* _REQUIRED WORK_: Go through the material and write it all out exactly, minus the pictures.

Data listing
---
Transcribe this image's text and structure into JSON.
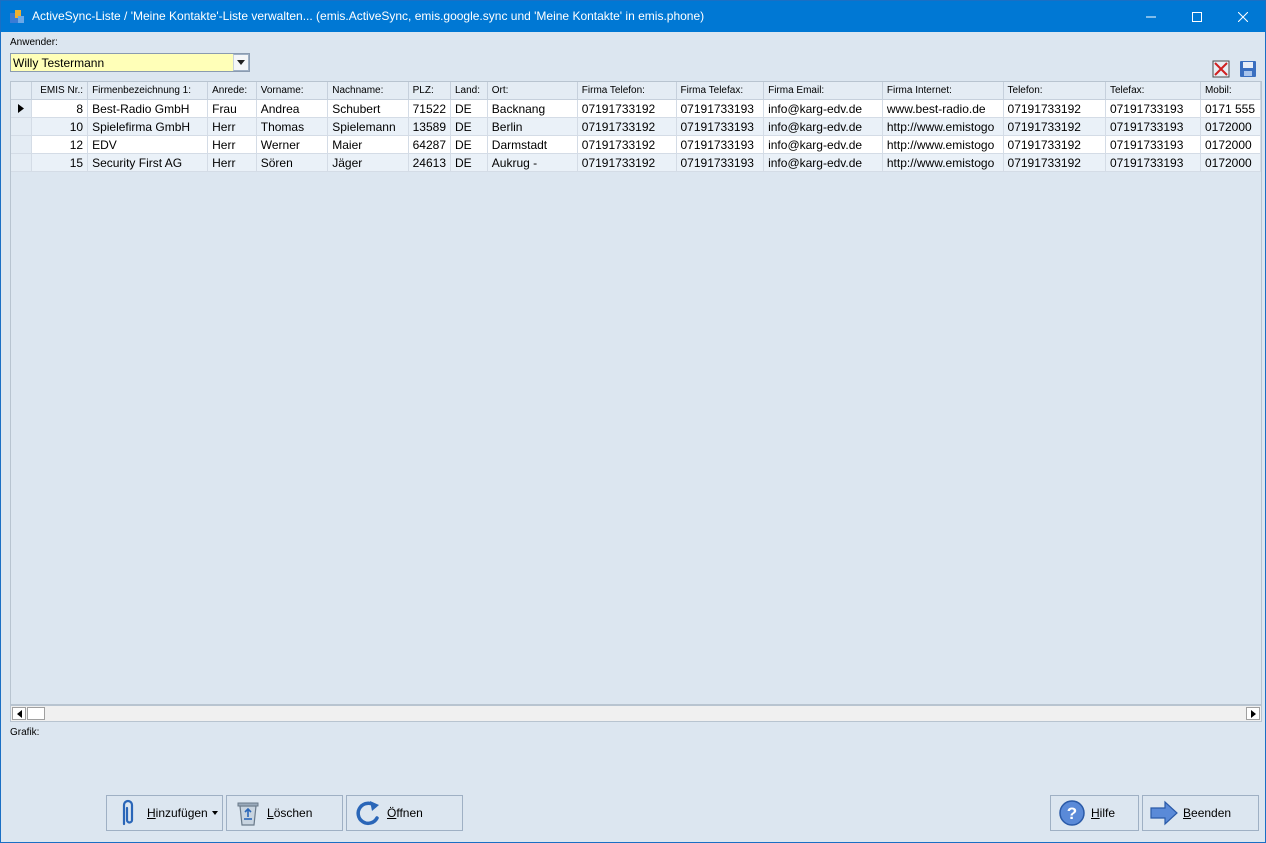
{
  "window": {
    "title": "ActiveSync-Liste / 'Meine Kontakte'-Liste verwalten... (emis.ActiveSync, emis.google.sync und 'Meine Kontakte' in emis.phone)"
  },
  "user": {
    "label": "Anwender:",
    "value": "Willy Testermann"
  },
  "grid": {
    "columns": [
      "EMIS Nr.:",
      "Firmenbezeichnung 1:",
      "Anrede:",
      "Vorname:",
      "Nachname:",
      "PLZ:",
      "Land:",
      "Ort:",
      "Firma Telefon:",
      "Firma Telefax:",
      "Firma Email:",
      "Firma Internet:",
      "Telefon:",
      "Telefax:",
      "Mobil:"
    ],
    "rows": [
      [
        "8",
        "Best-Radio GmbH",
        "Frau",
        "Andrea",
        "Schubert",
        "71522",
        "DE",
        "Backnang",
        "07191733192",
        "07191733193",
        "info@karg-edv.de",
        "www.best-radio.de",
        "07191733192",
        "07191733193",
        "0171 555"
      ],
      [
        "10",
        "Spielefirma GmbH",
        "Herr",
        "Thomas",
        "Spielemann",
        "13589",
        "DE",
        "Berlin",
        "07191733192",
        "07191733193",
        "info@karg-edv.de",
        "http://www.emistogo",
        "07191733192",
        "07191733193",
        "0172000"
      ],
      [
        "12",
        "EDV",
        "Herr",
        "Werner",
        "Maier",
        "64287",
        "DE",
        "Darmstadt",
        "07191733192",
        "07191733193",
        "info@karg-edv.de",
        "http://www.emistogo",
        "07191733192",
        "07191733193",
        "0172000"
      ],
      [
        "15",
        "Security First AG",
        "Herr",
        "Sören",
        "Jäger",
        "24613",
        "DE",
        "Aukrug -",
        "07191733192",
        "07191733193",
        "info@karg-edv.de",
        "http://www.emistogo",
        "07191733192",
        "07191733193",
        "0172000"
      ]
    ]
  },
  "grafik_label": "Grafik:",
  "buttons": {
    "add": {
      "accel": "H",
      "rest": "inzufügen"
    },
    "delete": {
      "accel": "L",
      "rest": "öschen"
    },
    "open": {
      "accel": "Ö",
      "rest": "ffnen"
    },
    "help": {
      "accel": "H",
      "rest": "ilfe"
    },
    "exit": {
      "accel": "B",
      "rest": "eenden"
    }
  }
}
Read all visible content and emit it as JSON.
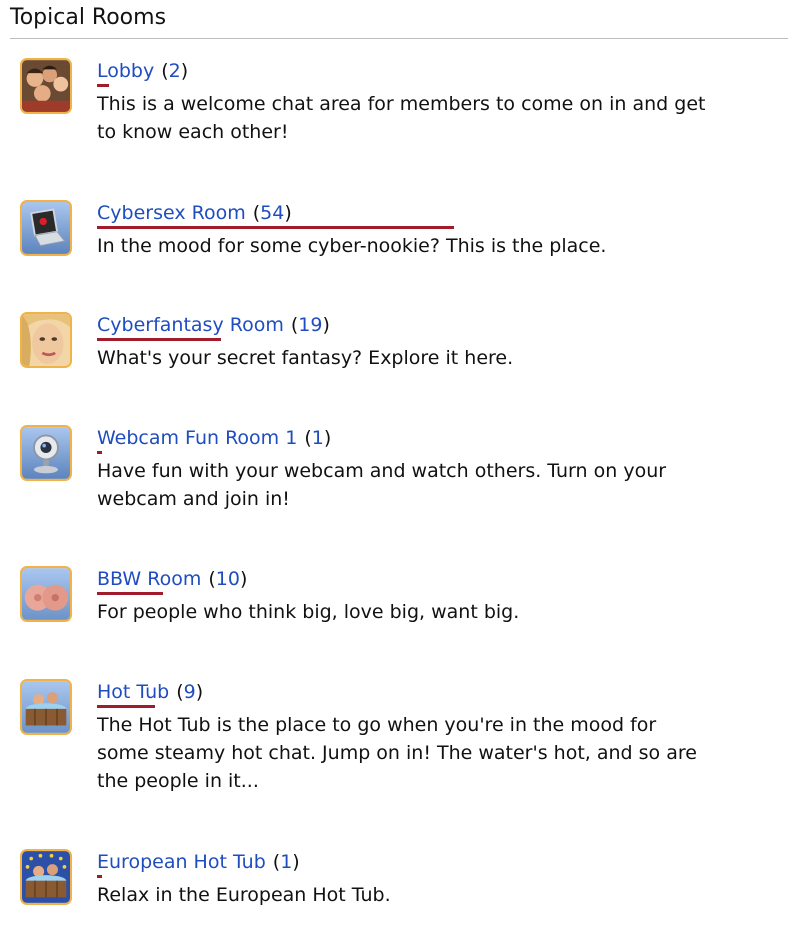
{
  "section": {
    "title": "Topical Rooms"
  },
  "rooms": [
    {
      "name": "Lobby",
      "count": "2",
      "description": "This is a welcome chat area for members to come on in and get to know each other!",
      "icon": "group-photo-icon"
    },
    {
      "name": "Cybersex Room",
      "count": "54",
      "description": "In the mood for some cyber-nookie? This is the place.",
      "icon": "laptop-icon"
    },
    {
      "name": "Cyberfantasy Room",
      "count": "19",
      "description": "What's your secret fantasy? Explore it here.",
      "icon": "face-photo-icon"
    },
    {
      "name": "Webcam Fun Room 1",
      "count": "1",
      "description": "Have fun with your webcam and watch others. Turn on your webcam and join in!",
      "icon": "webcam-icon"
    },
    {
      "name": "BBW Room",
      "count": "10",
      "description": "For people who think big, love big, want big.",
      "icon": "bbw-photo-icon"
    },
    {
      "name": "Hot Tub",
      "count": "9",
      "description": "The Hot Tub is the place to go when you're in the mood for some steamy hot chat. Jump on in! The water's hot, and so are the people in it...",
      "icon": "hot-tub-icon"
    },
    {
      "name": "European Hot Tub",
      "count": "1",
      "description": "Relax in the European Hot Tub.",
      "icon": "european-hot-tub-icon"
    }
  ],
  "colors": {
    "link": "#1f4dbf",
    "text": "#111111",
    "icon_border": "#f2b24a",
    "activity_bar": "#a01c2a"
  }
}
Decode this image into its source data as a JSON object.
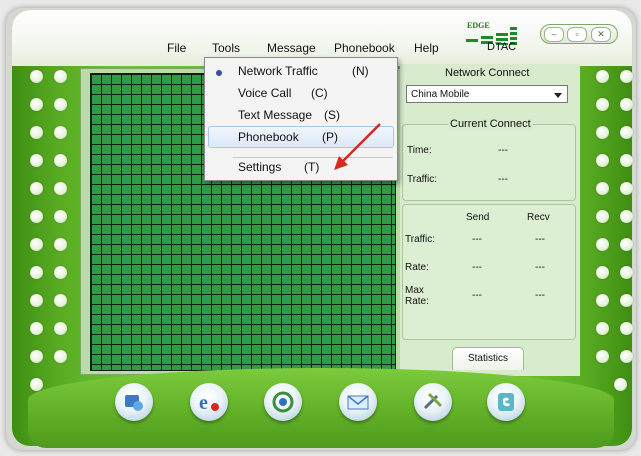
{
  "menubar": {
    "file": "File",
    "tools": "Tools",
    "message": "Message",
    "phonebook": "Phonebook",
    "help": "Help"
  },
  "status": {
    "network_type": "EDGE",
    "carrier": "DTAC"
  },
  "tools_menu": {
    "items": [
      {
        "label": "Network Traffic",
        "key": "(N)",
        "selected": true
      },
      {
        "label": "Voice Call",
        "key": "(C)"
      },
      {
        "label": "Text Message",
        "key": "(S)"
      },
      {
        "label": "Phonebook",
        "key": "(P)",
        "highlighted": true
      },
      {
        "label": "Settings",
        "key": "(T)"
      }
    ]
  },
  "network_connect": {
    "title": "Network Connect",
    "selected_network": "China Mobile"
  },
  "current_connect": {
    "title": "Current Connect",
    "time_label": "Time:",
    "time_value": "---",
    "traffic_label": "Traffic:",
    "traffic_value": "---"
  },
  "stats": {
    "send_header": "Send",
    "recv_header": "Recv",
    "rows": [
      {
        "label": "Traffic:",
        "send": "---",
        "recv": "---"
      },
      {
        "label": "Rate:",
        "send": "---",
        "recv": "---"
      },
      {
        "label": "Max Rate:",
        "send": "---",
        "recv": "---"
      }
    ],
    "tab_label": "Statistics"
  },
  "toolbar": {
    "buttons": [
      "connect-icon",
      "internet-icon",
      "sync-icon",
      "message-icon",
      "tools-icon",
      "phonebook-icon"
    ]
  },
  "colors": {
    "frame_green": "#66b82b",
    "grid_green": "#2f9b46",
    "accent_red": "#d62a1f"
  }
}
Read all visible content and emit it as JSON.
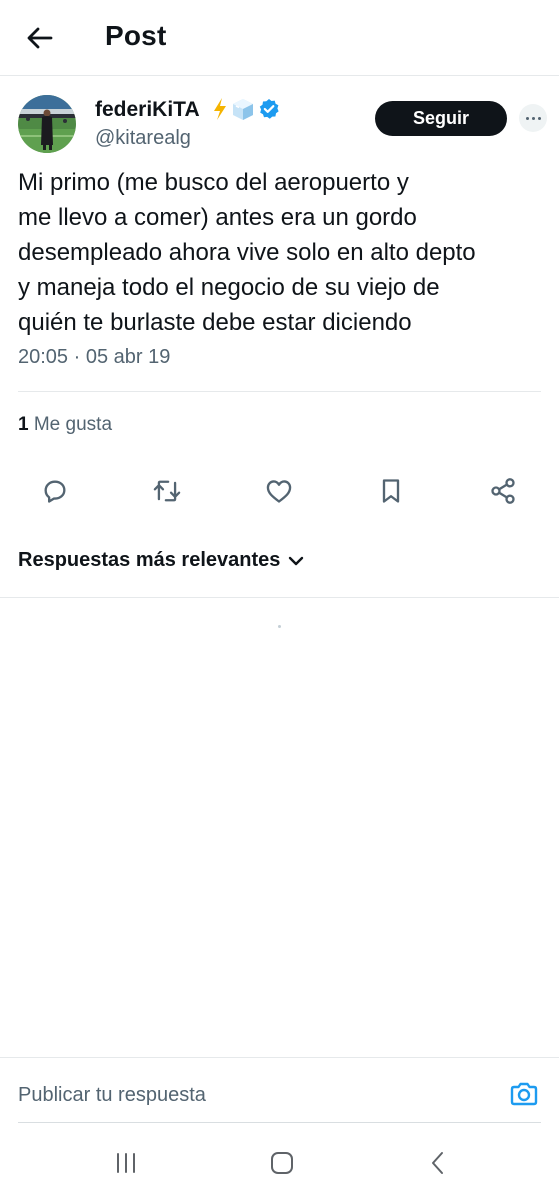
{
  "header": {
    "title": "Post",
    "back_icon": "arrow-left-icon"
  },
  "author": {
    "display_name": "federiKiTA",
    "handle": "@kitarealg",
    "badges": [
      "lightning-emoji-icon",
      "ice-cube-emoji-icon",
      "verified-badge-icon"
    ],
    "verified_color": "#1d9bf0"
  },
  "follow_button": {
    "label": "Seguir"
  },
  "tweet": {
    "lines": [
      "Mi primo (me busco del aeropuerto y",
      "me llevo a comer)  antes era un gordo",
      "desempleado ahora vive solo en alto depto",
      "y maneja todo el negocio de su viejo de",
      "quién te burlaste debe estar diciendo"
    ],
    "timestamp": "20:05 · 05 abr 19"
  },
  "stats": {
    "likes_count": "1",
    "likes_label": "Me gusta"
  },
  "actions": [
    "reply-icon",
    "retweet-icon",
    "like-icon",
    "bookmark-icon",
    "share-icon"
  ],
  "replies": {
    "sort_label": "Respuestas más relevantes",
    "sort_icon": "chevron-down-icon"
  },
  "compose": {
    "placeholder": "Publicar tu respuesta",
    "camera_icon": "camera-icon",
    "accent": "#1d9bf0"
  },
  "system_nav": [
    "recent-apps-icon",
    "home-icon",
    "back-icon"
  ],
  "colors": {
    "text": "#0f1419",
    "muted": "#536471",
    "divider": "#e6e9eb",
    "follow_bg": "#0f1419"
  }
}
---
* _ANSWER FOR THIS EXERCISE_:
Transcribe this image's text and structure into JSON.
{
  "window": {
    "title": "ActiveSync-Liste / 'Meine Kontakte'-Liste verwalten... (emis.ActiveSync, emis.google.sync und 'Meine Kontakte' in emis.phone)"
  },
  "user": {
    "label": "Anwender:",
    "value": "Willy Testermann"
  },
  "grid": {
    "columns": [
      "EMIS Nr.:",
      "Firmenbezeichnung 1:",
      "Anrede:",
      "Vorname:",
      "Nachname:",
      "PLZ:",
      "Land:",
      "Ort:",
      "Firma Telefon:",
      "Firma Telefax:",
      "Firma Email:",
      "Firma Internet:",
      "Telefon:",
      "Telefax:",
      "Mobil:"
    ],
    "rows": [
      [
        "8",
        "Best-Radio GmbH",
        "Frau",
        "Andrea",
        "Schubert",
        "71522",
        "DE",
        "Backnang",
        "07191733192",
        "07191733193",
        "info@karg-edv.de",
        "www.best-radio.de",
        "07191733192",
        "07191733193",
        "0171 555"
      ],
      [
        "10",
        "Spielefirma GmbH",
        "Herr",
        "Thomas",
        "Spielemann",
        "13589",
        "DE",
        "Berlin",
        "07191733192",
        "07191733193",
        "info@karg-edv.de",
        "http://www.emistogo",
        "07191733192",
        "07191733193",
        "0172000"
      ],
      [
        "12",
        "EDV",
        "Herr",
        "Werner",
        "Maier",
        "64287",
        "DE",
        "Darmstadt",
        "07191733192",
        "07191733193",
        "info@karg-edv.de",
        "http://www.emistogo",
        "07191733192",
        "07191733193",
        "0172000"
      ],
      [
        "15",
        "Security First AG",
        "Herr",
        "Sören",
        "Jäger",
        "24613",
        "DE",
        "Aukrug -",
        "07191733192",
        "07191733193",
        "info@karg-edv.de",
        "http://www.emistogo",
        "07191733192",
        "07191733193",
        "0172000"
      ]
    ]
  },
  "grafik_label": "Grafik:",
  "buttons": {
    "add": {
      "accel": "H",
      "rest": "inzufügen"
    },
    "delete": {
      "accel": "L",
      "rest": "öschen"
    },
    "open": {
      "accel": "Ö",
      "rest": "ffnen"
    },
    "help": {
      "accel": "H",
      "rest": "ilfe"
    },
    "exit": {
      "accel": "B",
      "rest": "eenden"
    }
  }
}
Read all visible content and emit it as JSON.
{
  "section": {
    "title": "Topical Rooms"
  },
  "rooms": [
    {
      "name": "Lobby",
      "count": "2",
      "description": "This is a welcome chat area for members to come on in and get to know each other!",
      "icon": "group-photo-icon"
    },
    {
      "name": "Cybersex Room",
      "count": "54",
      "description": "In the mood for some cyber-nookie? This is the place.",
      "icon": "laptop-icon"
    },
    {
      "name": "Cyberfantasy Room",
      "count": "19",
      "description": "What's your secret fantasy? Explore it here.",
      "icon": "face-photo-icon"
    },
    {
      "name": "Webcam Fun Room 1",
      "count": "1",
      "description": "Have fun with your webcam and watch others. Turn on your webcam and join in!",
      "icon": "webcam-icon"
    },
    {
      "name": "BBW Room",
      "count": "10",
      "description": "For people who think big, love big, want big.",
      "icon": "bbw-photo-icon"
    },
    {
      "name": "Hot Tub",
      "count": "9",
      "description": "The Hot Tub is the place to go when you're in the mood for some steamy hot chat. Jump on in! The water's hot, and so are the people in it...",
      "icon": "hot-tub-icon"
    },
    {
      "name": "European Hot Tub",
      "count": "1",
      "description": "Relax in the European Hot Tub.",
      "icon": "european-hot-tub-icon"
    }
  ],
  "colors": {
    "link": "#1f4dbf",
    "text": "#111111",
    "icon_border": "#f2b24a",
    "activity_bar": "#a01c2a"
  }
}
Decode this image into its source data as a JSON object.
{
  "menubar": {
    "file": "File",
    "tools": "Tools",
    "message": "Message",
    "phonebook": "Phonebook",
    "help": "Help"
  },
  "status": {
    "network_type": "EDGE",
    "carrier": "DTAC"
  },
  "tools_menu": {
    "items": [
      {
        "label": "Network Traffic",
        "key": "(N)",
        "selected": true
      },
      {
        "label": "Voice Call",
        "key": "(C)"
      },
      {
        "label": "Text Message",
        "key": "(S)"
      },
      {
        "label": "Phonebook",
        "key": "(P)",
        "highlighted": true
      },
      {
        "label": "Settings",
        "key": "(T)"
      }
    ]
  },
  "network_connect": {
    "title": "Network Connect",
    "selected_network": "China Mobile"
  },
  "current_connect": {
    "title": "Current Connect",
    "time_label": "Time:",
    "time_value": "---",
    "traffic_label": "Traffic:",
    "traffic_value": "---"
  },
  "stats": {
    "send_header": "Send",
    "recv_header": "Recv",
    "rows": [
      {
        "label": "Traffic:",
        "send": "---",
        "recv": "---"
      },
      {
        "label": "Rate:",
        "send": "---",
        "recv": "---"
      },
      {
        "label": "Max Rate:",
        "send": "---",
        "recv": "---"
      }
    ],
    "tab_label": "Statistics"
  },
  "toolbar": {
    "buttons": [
      "connect-icon",
      "internet-icon",
      "sync-icon",
      "message-icon",
      "tools-icon",
      "phonebook-icon"
    ]
  },
  "colors": {
    "frame_green": "#66b82b",
    "grid_green": "#2f9b46",
    "accent_red": "#d62a1f"
  }
}
Read all visible content and emit it as JSON.
{
  "header": {
    "title": "Post",
    "back_icon": "arrow-left-icon"
  },
  "author": {
    "display_name": "federiKiTA",
    "handle": "@kitarealg",
    "badges": [
      "lightning-emoji-icon",
      "ice-cube-emoji-icon",
      "verified-badge-icon"
    ],
    "verified_color": "#1d9bf0"
  },
  "follow_button": {
    "label": "Seguir"
  },
  "tweet": {
    "lines": [
      "Mi primo (me busco del aeropuerto y",
      "me llevo a comer)  antes era un gordo",
      "desempleado ahora vive solo en alto depto",
      "y maneja todo el negocio de su viejo de",
      "quién te burlaste debe estar diciendo"
    ],
    "timestamp": "20:05 · 05 abr 19"
  },
  "stats": {
    "likes_count": "1",
    "likes_label": "Me gusta"
  },
  "actions": [
    "reply-icon",
    "retweet-icon",
    "like-icon",
    "bookmark-icon",
    "share-icon"
  ],
  "replies": {
    "sort_label": "Respuestas más relevantes",
    "sort_icon": "chevron-down-icon"
  },
  "compose": {
    "placeholder": "Publicar tu respuesta",
    "camera_icon": "camera-icon",
    "accent": "#1d9bf0"
  },
  "system_nav": [
    "recent-apps-icon",
    "home-icon",
    "back-icon"
  ],
  "colors": {
    "text": "#0f1419",
    "muted": "#536471",
    "divider": "#e6e9eb",
    "follow_bg": "#0f1419"
  }
}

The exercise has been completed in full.